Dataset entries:
________________________

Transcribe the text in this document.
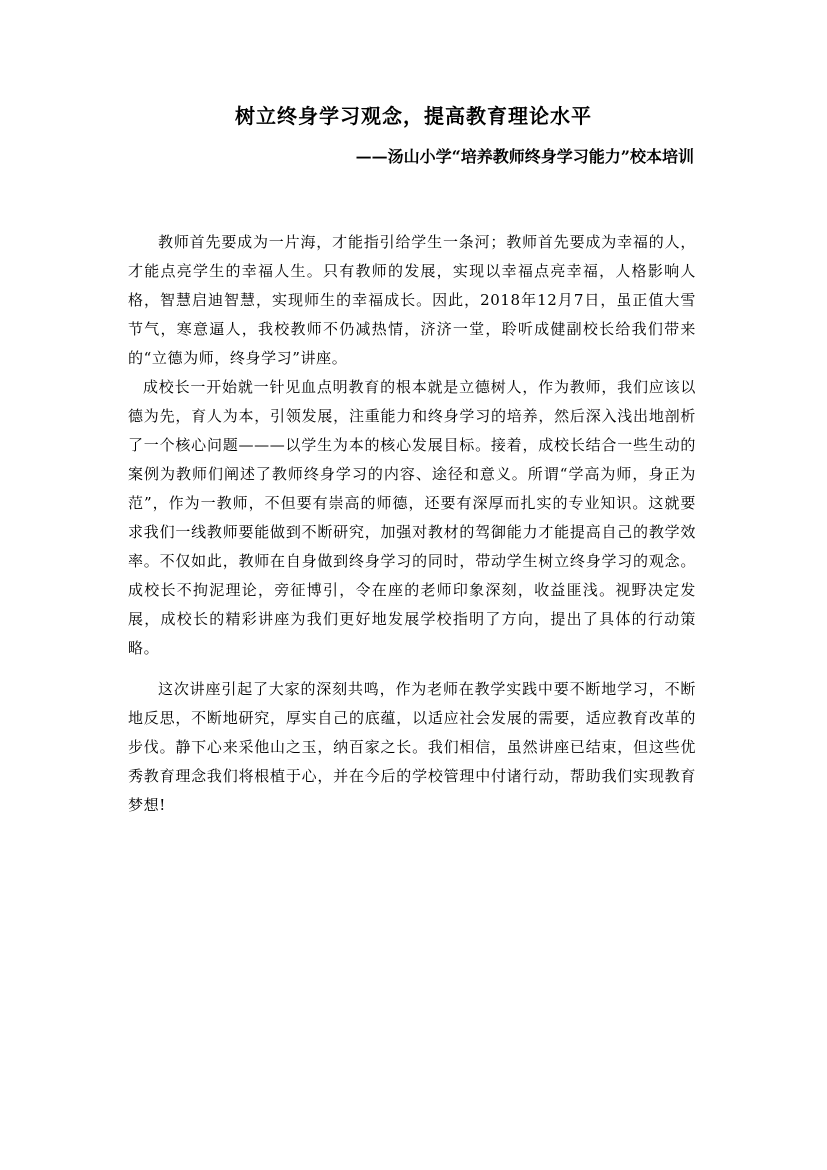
树立终身学习观念，提高教育理论水平
——汤山小学“培养教师终身学习能力”校本培训

教师首先要成为一片海，才能指引给学生一条河；教师首先要成为幸福的人，才能点亮学生的幸福人生。只有教师的发展，实现以幸福点亮幸福，人格影响人格，智慧启迪智慧，实现师生的幸福成长。因此，2018年12月7日，虽正值大雪节气，寒意逼人，我校教师不仍减热情，济济一堂，聆听成健副校长给我们带来的“立德为师，终身学习”讲座。

成校长一开始就一针见血点明教育的根本就是立德树人，作为教师，我们应该以德为先，育人为本，引领发展，注重能力和终身学习的培养，然后深入浅出地剖析了一个核心问题———以学生为本的核心发展目标。接着，成校长结合一些生动的案例为教师们阐述了教师终身学习的内容、途径和意义。所谓“学高为师，身正为范”，作为一教师，不但要有崇高的师德，还要有深厚而扎实的专业知识。这就要求我们一线教师要能做到不断研究，加强对教材的驾御能力才能提高自己的教学效率。不仅如此，教师在自身做到终身学习的同时，带动学生树立终身学习的观念。成校长不拘泥理论，旁征博引，令在座的老师印象深刻，收益匪浅。视野决定发展，成校长的精彩讲座为我们更好地发展学校指明了方向，提出了具体的行动策略。

这次讲座引起了大家的深刻共鸣，作为老师在教学实践中要不断地学习，不断地反思，不断地研究，厚实自己的底蕴，以适应社会发展的需要，适应教育改革的步伐。静下心来采他山之玉，纳百家之长。我们相信，虽然讲座已结束，但这些优秀教育理念我们将根植于心，并在今后的学校管理中付诸行动，帮助我们实现教育梦想!
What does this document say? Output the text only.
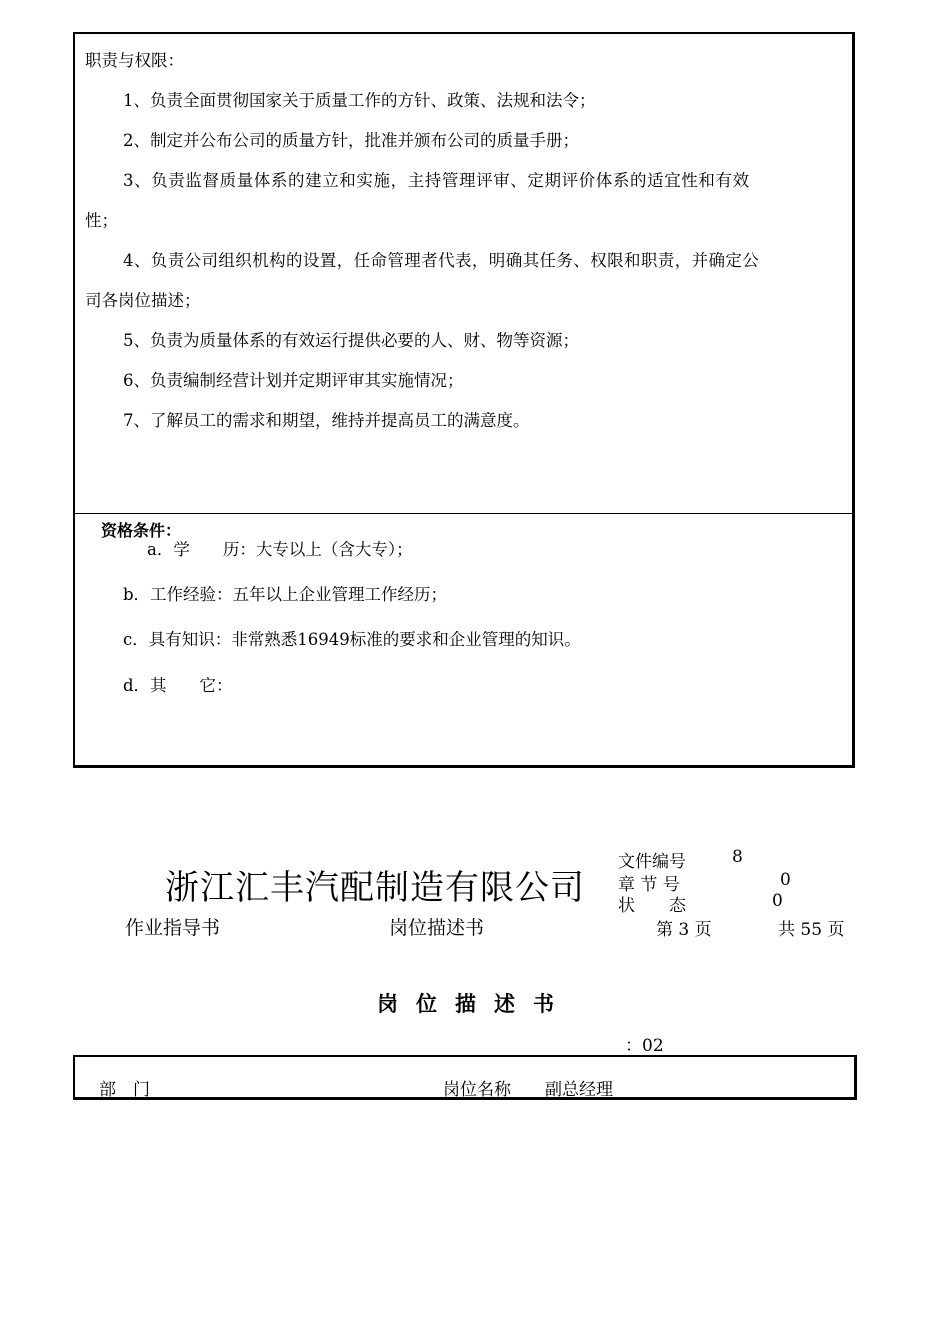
职责与权限：
1、负责全面贯彻国家关于质量工作的方针、政策、法规和法令；
2、制定并公布公司的质量方针，批准并颁布公司的质量手册；
3、负责监督质量体系的建立和实施，主持管理评审、定期评价体系的适宜性和有效
性；
4、负责公司组织机构的设置，任命管理者代表，明确其任务、权限和职责，并确定公
司各岗位描述；
5、负责为质量体系的有效运行提供必要的人、财、物等资源；
6、负责编制经营计划并定期评审其实施情况；
7、了解员工的需求和期望，维持并提高员工的满意度。
资格条件：
a．学　　历：大专以上（含大专）；
b．工作经验：五年以上企业管理工作经历；
c．具有知识：非常熟悉16949标准的要求和企业管理的知识。
d．其　　它：
浙江汇丰汽配制造有限公司
文件编号	8
章 节 号	0
状　　态	0
作业指导书	岗位描述书	第 3 页	共 55 页
岗位描述书
：02
部　门	岗位名称 副总经理
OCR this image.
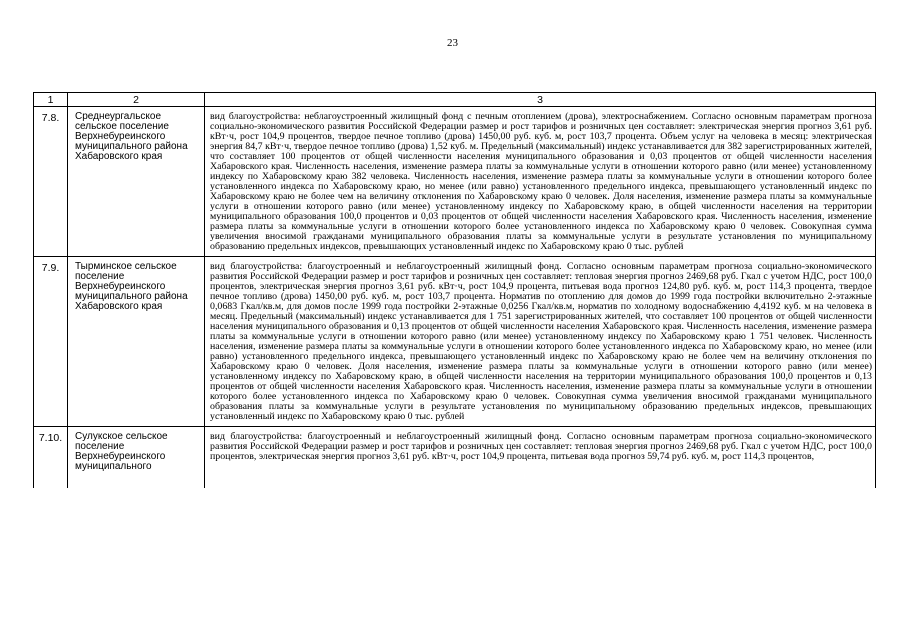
23
1	2	3
7.8.	Среднеургальское сельское поселение Верхнебуреинского муниципального района Хабаровского края	вид благоустройства: неблагоустроенный жилищный фонд с печным отоплением (дрова), электроснабжением. Согласно основным параметрам прогноза социально-экономического развития Российской Федерации размер и рост тарифов и розничных цен составляет: электрическая энергия прогноз 3,61 руб. кВт·ч, рост 104,9 процентов, твердое печное топливо (дрова) 1450,00 руб. куб. м, рост 103,7 процента. Объем услуг на человека в месяц: электрическая энергия 84,7 кВт·ч, твердое печное топливо (дрова) 1,52 куб. м. Предельный (максимальный) индекс устанавливается для 382 зарегистрированных жителей, что составляет 100 процентов от общей численности населения муниципального образования и 0,03 процентов от общей численности населения Хабаровского края. Численность населения, изменение размера платы за коммунальные услуги в отношении которого равно (или менее) установленному индексу по Хабаровскому краю 382 человека. Численность населения, изменение размера платы за коммунальные услуги в отношении которого более установленного индекса по Хабаровскому краю, но менее (или равно) установленного предельного индекса, превышающего установленный индекс по Хабаровскому краю не более чем на величину отклонения по Хабаровскому краю 0 человек. Доля населения, изменение размера платы за коммунальные услуги в отношении которого равно (или менее) установленному индексу по Хабаровскому краю, в общей численности населения на территории муниципального образования 100,0 процентов и 0,03 процентов от общей численности населения Хабаровского края. Численность населения, изменение размера платы за коммунальные услуги в отношении которого более установленного индекса по Хабаровскому краю 0 человек. Совокупная сумма увеличения вносимой гражданами муниципального образования платы за коммунальные услуги в результате установления по муниципальному образованию предельных индексов, превышающих установленный индекс по Хабаровскому краю 0 тыс. рублей
7.9.	Тырминское сельское поселение Верхнебуреинского муниципального района Хабаровского края	вид благоустройства: благоустроенный и неблагоустроенный жилищный фонд. Согласно основным параметрам прогноза социально-экономического развития Российской Федерации размер и рост тарифов и розничных цен составляет: тепловая энергия прогноз 2469,68 руб. Гкал с учетом НДС, рост 100,0 процентов, электрическая энергия прогноз 3,61 руб. кВт·ч, рост 104,9 процента, питьевая вода прогноз 124,80 руб. куб. м, рост 114,3 процента, твердое печное топливо (дрова) 1450,00 руб. куб. м, рост 103,7 процента. Норматив по отоплению для домов до 1999 года постройки включительно 2-этажные 0,0683 Гкал/кв.м, для домов после 1999 года постройки 2-этажные 0,0256 Гкал/кв.м, норматив по холодному водоснабжению 4,4192 куб. м на человека в месяц. Предельный (максимальный) индекс устанавливается для 1 751 зарегистрированных жителей, что составляет 100 процентов от общей численности населения муниципального образования и 0,13 процентов от общей численности населения Хабаровского края. Численность населения, изменение размера платы за коммунальные услуги в отношении которого равно (или менее) установленному индексу по Хабаровскому краю 1 751 человек. Численность населения, изменение размера платы за коммунальные услуги в отношении которого более установленного индекса по Хабаровскому краю, но менее (или равно) установленного предельного индекса, превышающего установленный индекс по Хабаровскому краю не более чем на величину отклонения по Хабаровскому краю 0 человек. Доля населения, изменение размера платы за коммунальные услуги в отношении которого равно (или менее) установленному индексу по Хабаровскому краю, в общей численности населения на территории муниципального образования 100,0 процентов и 0,13 процентов от общей численности населения Хабаровского края. Численность населения, изменение размера платы за коммунальные услуги в отношении которого более установленного индекса по Хабаровскому краю 0 человек. Совокупная сумма увеличения вносимой гражданами муниципального образования платы за коммунальные услуги в результате установления по муниципальному образованию предельных индексов, превышающих установленный индекс по Хабаровскому краю 0 тыс. рублей
7.10.	Сулукское сельское поселение Верхнебуреинского муниципального	вид благоустройства: благоустроенный и неблагоустроенный жилищный фонд. Согласно основным параметрам прогноза социально-экономического развития Российской Федерации размер и рост тарифов и розничных цен составляет: тепловая энергия прогноз 2469,68 руб. Гкал с учетом НДС, рост 100,0 процентов, электрическая энергия прогноз 3,61 руб. кВт·ч, рост 104,9 процента, питьевая вода прогноз 59,74 руб. куб. м, рост 114,3 процентов,
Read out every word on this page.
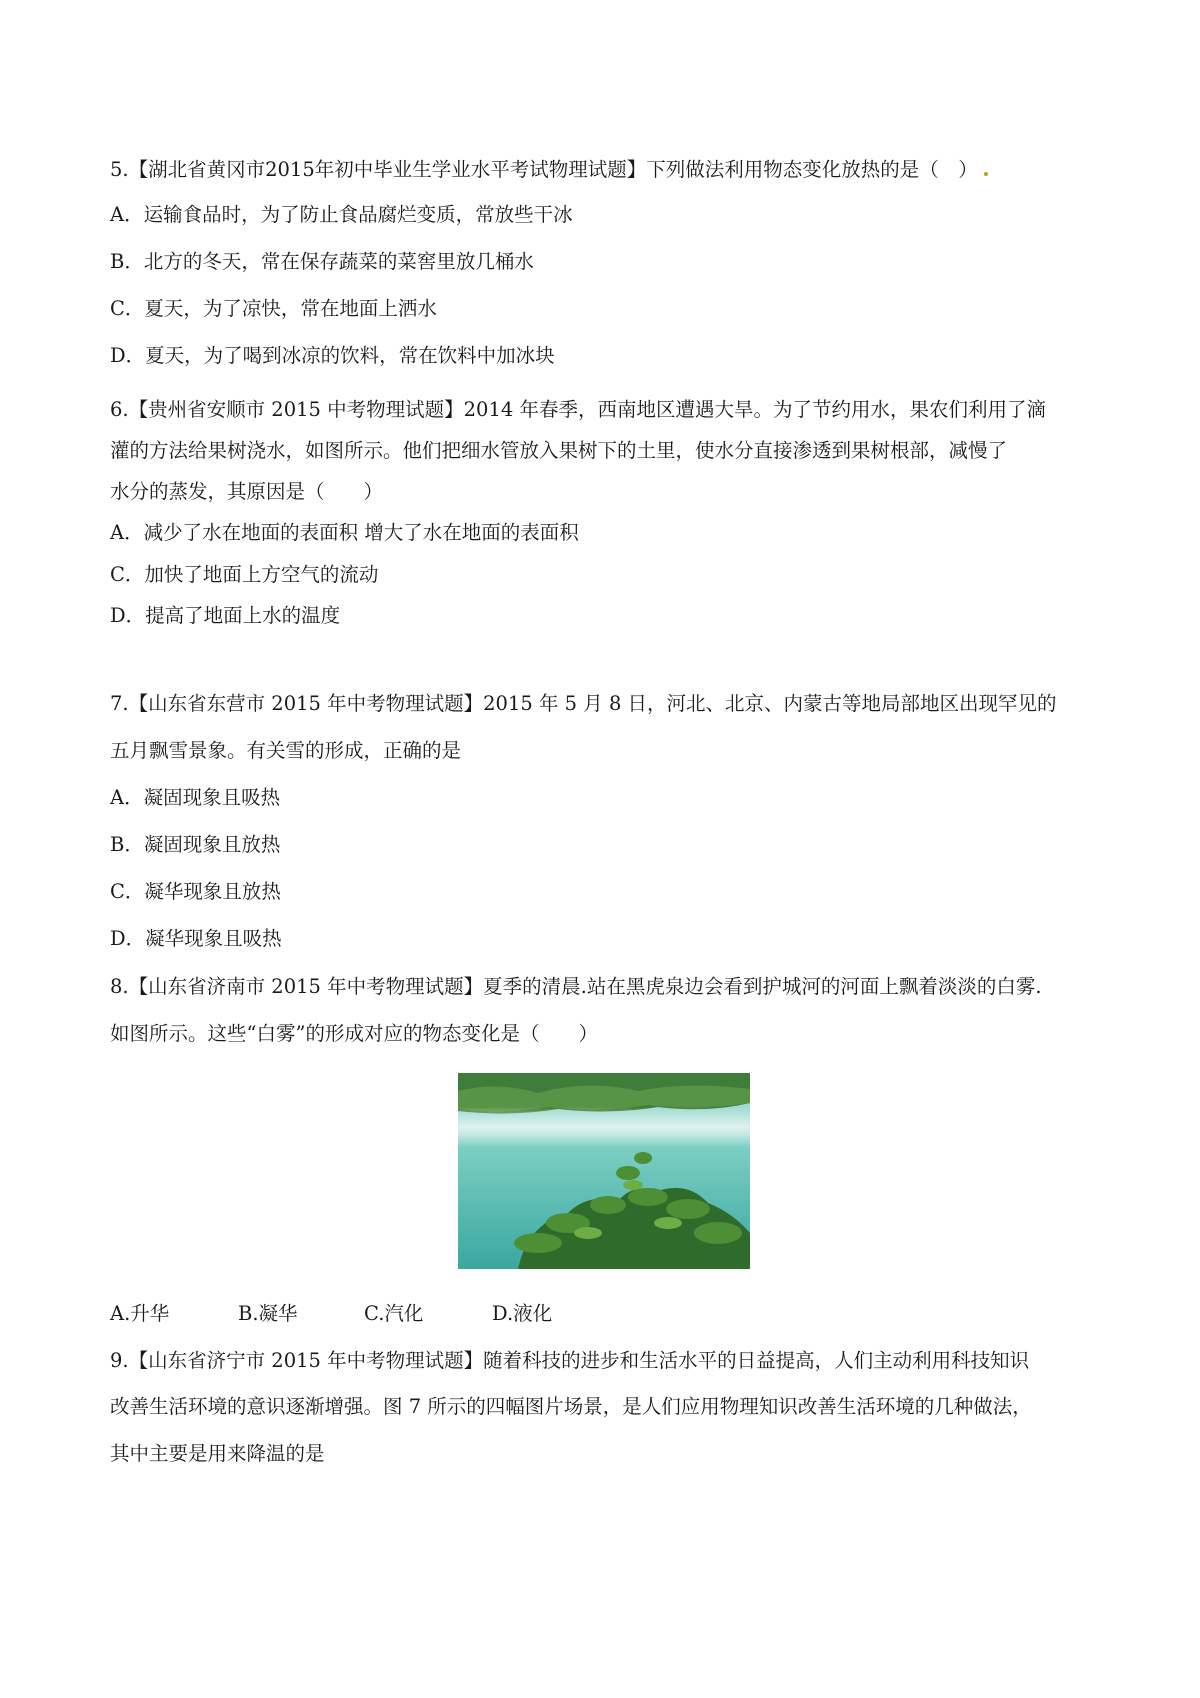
5.【湖北省黄冈市2015年初中毕业生学业水平考试物理试题】下列做法利用物态变化放热的是（　）
A．运输食品时，为了防止食品腐烂变质，常放些干冰
B．北方的冬天，常在保存蔬菜的菜窖里放几桶水
C．夏天，为了凉快，常在地面上洒水
D．夏天，为了喝到冰凉的饮料，常在饮料中加冰块
6.【贵州省安顺市 2015 中考物理试题】2014 年春季，西南地区遭遇大旱。为了节约用水，果农们利用了滴
灌的方法给果树浇水，如图所示。他们把细水管放入果树下的土里，使水分直接渗透到果树根部，减慢了
水分的蒸发，其原因是（　　）
A．减少了水在地面的表面积 增大了水在地面的表面积
C．加快了地面上方空气的流动
D．提高了地面上水的温度
7.【山东省东营市 2015 年中考物理试题】2015 年 5 月 8 日，河北、北京、内蒙古等地局部地区出现罕见的
五月飘雪景象。有关雪的形成，正确的是
A．凝固现象且吸热
B．凝固现象且放热
C．凝华现象且放热
D．凝华现象且吸热
8.【山东省济南市 2015 年中考物理试题】夏季的清晨.站在黑虎泉边会看到护城河的河面上飘着淡淡的白雾.
如图所示。这些“白雾”的形成对应的物态变化是（　　）
A.升华	B.凝华	C.汽化	D.液化
9.【山东省济宁市 2015 年中考物理试题】随着科技的进步和生活水平的日益提高，人们主动利用科技知识
改善生活环境的意识逐渐增强。图 7 所示的四幅图片场景，是人们应用物理知识改善生活环境的几种做法，
其中主要是用来降温的是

________________________

> _Instruction_: Find how many lines in the listing hold "this", and reply with that number only.

> _Expected answer_: 4